TASK DESCRIPTION >>
Read the records and write them out again exactly.
* * * * * * *
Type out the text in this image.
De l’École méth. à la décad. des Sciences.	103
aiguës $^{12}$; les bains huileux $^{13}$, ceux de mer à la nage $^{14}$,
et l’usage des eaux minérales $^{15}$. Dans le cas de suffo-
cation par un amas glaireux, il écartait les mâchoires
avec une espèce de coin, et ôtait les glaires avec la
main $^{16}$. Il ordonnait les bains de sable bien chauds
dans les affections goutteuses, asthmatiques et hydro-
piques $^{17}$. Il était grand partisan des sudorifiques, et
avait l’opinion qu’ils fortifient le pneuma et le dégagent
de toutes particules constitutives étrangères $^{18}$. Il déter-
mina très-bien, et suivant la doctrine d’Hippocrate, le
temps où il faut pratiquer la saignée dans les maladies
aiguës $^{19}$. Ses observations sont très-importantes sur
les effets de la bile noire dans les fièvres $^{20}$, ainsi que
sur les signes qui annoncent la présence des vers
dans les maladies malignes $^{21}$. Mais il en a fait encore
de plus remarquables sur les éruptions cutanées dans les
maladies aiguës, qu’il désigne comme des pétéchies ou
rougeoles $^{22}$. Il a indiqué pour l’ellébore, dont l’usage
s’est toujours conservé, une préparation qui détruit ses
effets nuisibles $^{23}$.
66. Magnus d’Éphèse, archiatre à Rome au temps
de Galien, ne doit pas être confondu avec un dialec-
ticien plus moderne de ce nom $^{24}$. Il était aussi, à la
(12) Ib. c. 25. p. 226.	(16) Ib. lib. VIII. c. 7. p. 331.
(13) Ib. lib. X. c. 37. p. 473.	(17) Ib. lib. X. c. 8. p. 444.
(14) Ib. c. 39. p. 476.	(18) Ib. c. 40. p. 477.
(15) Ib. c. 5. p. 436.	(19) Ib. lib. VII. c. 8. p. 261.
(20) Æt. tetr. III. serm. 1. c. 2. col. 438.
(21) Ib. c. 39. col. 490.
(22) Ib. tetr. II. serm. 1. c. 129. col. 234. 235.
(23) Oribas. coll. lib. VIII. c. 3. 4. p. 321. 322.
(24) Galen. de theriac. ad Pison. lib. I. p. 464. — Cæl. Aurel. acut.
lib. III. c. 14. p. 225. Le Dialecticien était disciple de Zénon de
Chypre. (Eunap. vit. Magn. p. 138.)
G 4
* * * * * * *
FINISHED TASK >>
Type out the text in this image.
De l’École méth. à la décad. des Sciences.	103
aiguës $^{12}$; les bains huileux $^{13}$, ceux de mer à la nage $^{14}$,
et l’usage des eaux minérales $^{15}$. Dans le cas de suffo-
cation par un amas glaireux, il écartait les mâchoires
avec une espèce de coin, et ôtait les glaires avec la
main $^{16}$. Il ordonnait les bains de sable bien chauds
dans les affections goutteuses, asthmatiques et hydro-
piques $^{17}$. Il était grand partisan des sudorifiques, et
avait l’opinion qu’ils fortifient le pneuma et le dégagent
de toutes particules constitutives étrangères $^{18}$. Il déter-
mina très-bien, et suivant la doctrine d’Hippocrate, le
temps où il faut pratiquer la saignée dans les maladies
aiguës $^{19}$. Ses observations sont très-importantes sur
les effets de la bile noire dans les fièvres $^{20}$, ainsi que
sur les signes qui annoncent la présence des vers
dans les maladies malignes $^{21}$. Mais il en a fait encore
de plus remarquables sur les éruptions cutanées dans les
maladies aiguës, qu’il désigne comme des pétéchies ou
rougeoles $^{22}$. Il a indiqué pour l’ellébore, dont l’usage
s’est toujours conservé, une préparation qui détruit ses
effets nuisibles $^{23}$.
66. Magnus d’Éphèse, archiatre à Rome au temps
de Galien, ne doit pas être confondu avec un dialec-
ticien plus moderne de ce nom $^{24}$. Il était aussi, à la
(12) Ib. c. 25. p. 226.	(16) Ib. lib. VIII. c. 7. p. 331.
(13) Ib. lib. X. c. 37. p. 473.	(17) Ib. lib. X. c. 8. p. 444.
(14) Ib. c. 39. p. 476.	(18) Ib. c. 40. p. 477.
(15) Ib. c. 5. p. 436.	(19) Ib. lib. VII. c. 8. p. 261.
(20) Æt. tetr. III. serm. 1. c. 2. col. 438.
(21) Ib. c. 39. col. 490.
(22) Ib. tetr. II. serm. 1. c. 129. col. 234. 235.
(23) Oribas. coll. lib. VIII. c. 3. 4. p. 321. 322.
(24) Galen. de theriac. ad Pison. lib. I. p. 464. — Cæl. Aurel. acut.
lib. III. c. 14. p. 225. Le Dialecticien était disciple de Zénon de
Chypre. (Eunap. vit. Magn. p. 138.)
G 4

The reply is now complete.